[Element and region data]
===============

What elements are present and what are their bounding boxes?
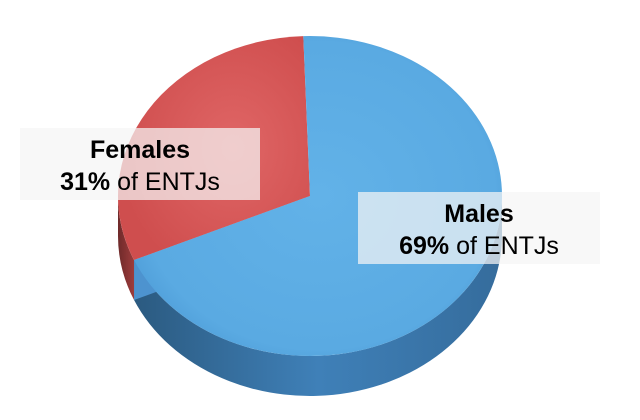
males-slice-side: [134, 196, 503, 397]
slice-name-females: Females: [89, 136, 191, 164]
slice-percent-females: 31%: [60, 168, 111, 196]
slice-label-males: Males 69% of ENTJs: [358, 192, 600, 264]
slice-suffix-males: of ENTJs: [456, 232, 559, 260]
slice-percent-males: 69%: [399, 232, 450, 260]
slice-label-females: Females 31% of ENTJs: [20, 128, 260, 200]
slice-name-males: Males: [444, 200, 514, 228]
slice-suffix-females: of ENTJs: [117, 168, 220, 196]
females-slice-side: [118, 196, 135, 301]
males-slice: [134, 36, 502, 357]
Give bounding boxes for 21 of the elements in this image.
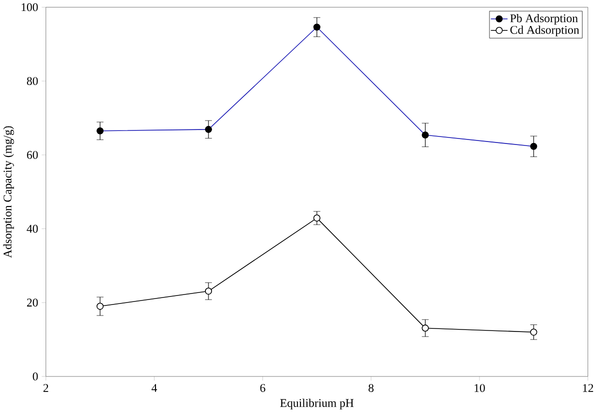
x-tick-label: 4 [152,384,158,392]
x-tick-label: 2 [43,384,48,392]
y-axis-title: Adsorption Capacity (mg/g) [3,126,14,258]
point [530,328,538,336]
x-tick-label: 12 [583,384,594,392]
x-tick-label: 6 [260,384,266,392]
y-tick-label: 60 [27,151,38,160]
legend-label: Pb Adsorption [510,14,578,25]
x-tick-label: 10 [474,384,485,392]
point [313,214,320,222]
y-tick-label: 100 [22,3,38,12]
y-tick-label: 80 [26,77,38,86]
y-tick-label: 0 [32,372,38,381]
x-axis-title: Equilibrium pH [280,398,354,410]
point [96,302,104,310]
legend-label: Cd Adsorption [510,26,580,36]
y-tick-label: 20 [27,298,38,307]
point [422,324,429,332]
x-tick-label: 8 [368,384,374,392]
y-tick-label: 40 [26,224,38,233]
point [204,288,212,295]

===============

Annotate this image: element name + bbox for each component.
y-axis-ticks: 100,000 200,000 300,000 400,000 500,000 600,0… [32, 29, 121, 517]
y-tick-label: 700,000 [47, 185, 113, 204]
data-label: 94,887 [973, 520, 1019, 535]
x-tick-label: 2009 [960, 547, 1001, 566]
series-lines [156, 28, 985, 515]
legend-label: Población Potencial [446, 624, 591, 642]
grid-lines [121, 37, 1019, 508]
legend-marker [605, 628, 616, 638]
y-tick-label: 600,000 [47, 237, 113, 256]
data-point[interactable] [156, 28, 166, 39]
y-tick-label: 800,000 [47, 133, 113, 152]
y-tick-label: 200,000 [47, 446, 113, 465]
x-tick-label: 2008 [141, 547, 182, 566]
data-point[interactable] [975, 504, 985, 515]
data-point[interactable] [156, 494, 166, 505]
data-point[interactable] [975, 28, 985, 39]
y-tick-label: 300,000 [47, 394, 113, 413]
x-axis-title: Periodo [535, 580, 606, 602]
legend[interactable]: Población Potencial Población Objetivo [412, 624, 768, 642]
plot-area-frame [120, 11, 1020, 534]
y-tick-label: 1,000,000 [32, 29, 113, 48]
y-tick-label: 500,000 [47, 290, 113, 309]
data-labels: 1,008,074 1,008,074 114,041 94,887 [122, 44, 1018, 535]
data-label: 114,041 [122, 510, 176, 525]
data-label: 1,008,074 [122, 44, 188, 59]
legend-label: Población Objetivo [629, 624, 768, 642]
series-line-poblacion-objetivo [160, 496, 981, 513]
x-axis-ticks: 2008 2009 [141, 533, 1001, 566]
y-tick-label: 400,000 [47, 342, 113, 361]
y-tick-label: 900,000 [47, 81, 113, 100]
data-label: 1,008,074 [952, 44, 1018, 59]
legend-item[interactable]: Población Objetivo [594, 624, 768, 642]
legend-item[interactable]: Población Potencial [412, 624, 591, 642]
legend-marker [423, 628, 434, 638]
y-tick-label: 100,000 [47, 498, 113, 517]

===============

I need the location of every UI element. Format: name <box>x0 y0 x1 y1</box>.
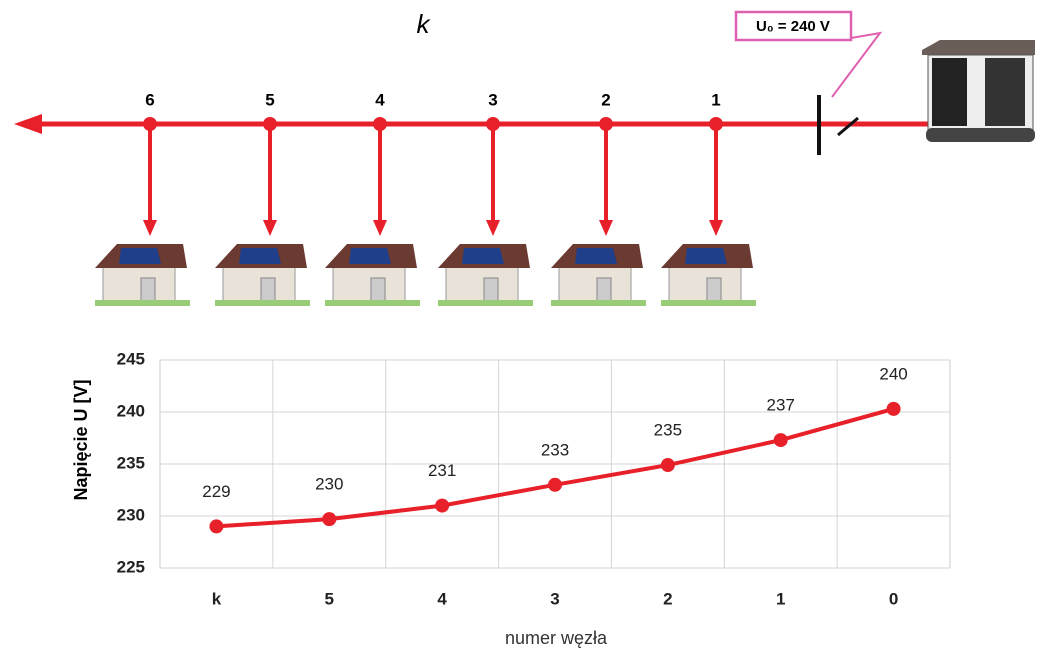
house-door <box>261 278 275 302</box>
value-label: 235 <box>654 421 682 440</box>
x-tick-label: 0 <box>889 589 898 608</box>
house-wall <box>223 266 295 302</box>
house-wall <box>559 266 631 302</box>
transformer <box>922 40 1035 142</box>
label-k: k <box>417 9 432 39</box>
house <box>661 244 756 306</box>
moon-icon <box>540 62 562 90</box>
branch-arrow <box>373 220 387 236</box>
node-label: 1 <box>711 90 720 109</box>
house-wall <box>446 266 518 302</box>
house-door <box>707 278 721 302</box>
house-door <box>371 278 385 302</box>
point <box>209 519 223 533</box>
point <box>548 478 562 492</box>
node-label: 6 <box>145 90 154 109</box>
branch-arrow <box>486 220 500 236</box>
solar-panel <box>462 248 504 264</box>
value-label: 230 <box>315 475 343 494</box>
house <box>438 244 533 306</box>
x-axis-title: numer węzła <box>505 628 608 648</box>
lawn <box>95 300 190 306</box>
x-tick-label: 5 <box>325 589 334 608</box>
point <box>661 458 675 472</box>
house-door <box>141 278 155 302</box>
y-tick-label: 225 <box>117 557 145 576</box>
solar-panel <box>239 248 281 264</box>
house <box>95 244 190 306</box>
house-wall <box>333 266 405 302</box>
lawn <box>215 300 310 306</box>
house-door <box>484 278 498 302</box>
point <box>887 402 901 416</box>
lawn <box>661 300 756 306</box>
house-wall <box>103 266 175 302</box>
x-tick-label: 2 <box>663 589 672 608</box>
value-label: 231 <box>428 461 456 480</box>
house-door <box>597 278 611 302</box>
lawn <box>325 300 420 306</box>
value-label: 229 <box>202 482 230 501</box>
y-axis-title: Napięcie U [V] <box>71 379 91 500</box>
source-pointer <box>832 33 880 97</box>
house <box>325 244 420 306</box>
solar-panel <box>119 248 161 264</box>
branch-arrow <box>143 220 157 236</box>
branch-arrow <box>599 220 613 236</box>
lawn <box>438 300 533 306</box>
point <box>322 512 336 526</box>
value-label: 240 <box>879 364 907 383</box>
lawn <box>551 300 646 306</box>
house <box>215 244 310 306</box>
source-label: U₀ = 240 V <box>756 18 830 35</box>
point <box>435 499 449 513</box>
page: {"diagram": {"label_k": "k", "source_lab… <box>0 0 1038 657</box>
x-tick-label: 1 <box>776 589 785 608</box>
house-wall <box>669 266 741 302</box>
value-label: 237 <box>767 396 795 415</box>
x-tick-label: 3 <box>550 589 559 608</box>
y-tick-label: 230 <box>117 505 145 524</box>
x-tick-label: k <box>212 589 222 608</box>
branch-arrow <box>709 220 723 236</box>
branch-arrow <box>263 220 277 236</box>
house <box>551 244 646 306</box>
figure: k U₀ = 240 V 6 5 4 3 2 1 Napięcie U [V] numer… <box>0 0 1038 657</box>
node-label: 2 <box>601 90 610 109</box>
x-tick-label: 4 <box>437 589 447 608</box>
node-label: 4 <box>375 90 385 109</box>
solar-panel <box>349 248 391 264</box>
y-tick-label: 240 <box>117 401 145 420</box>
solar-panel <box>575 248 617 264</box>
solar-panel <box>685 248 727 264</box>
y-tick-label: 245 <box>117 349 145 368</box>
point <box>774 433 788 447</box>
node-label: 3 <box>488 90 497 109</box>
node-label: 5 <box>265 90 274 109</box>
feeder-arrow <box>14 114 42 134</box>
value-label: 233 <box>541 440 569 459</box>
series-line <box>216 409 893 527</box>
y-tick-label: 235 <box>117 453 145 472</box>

===============

Which lines in the records above contain the string "solar"? Pick them out and copy each one in full.

REPLY:
solar-panel <box>462 248 504 264</box>
solar-panel <box>239 248 281 264</box>
solar-panel <box>119 248 161 264</box>
solar-panel <box>349 248 391 264</box>
solar-panel <box>575 248 617 264</box>
solar-panel <box>685 248 727 264</box>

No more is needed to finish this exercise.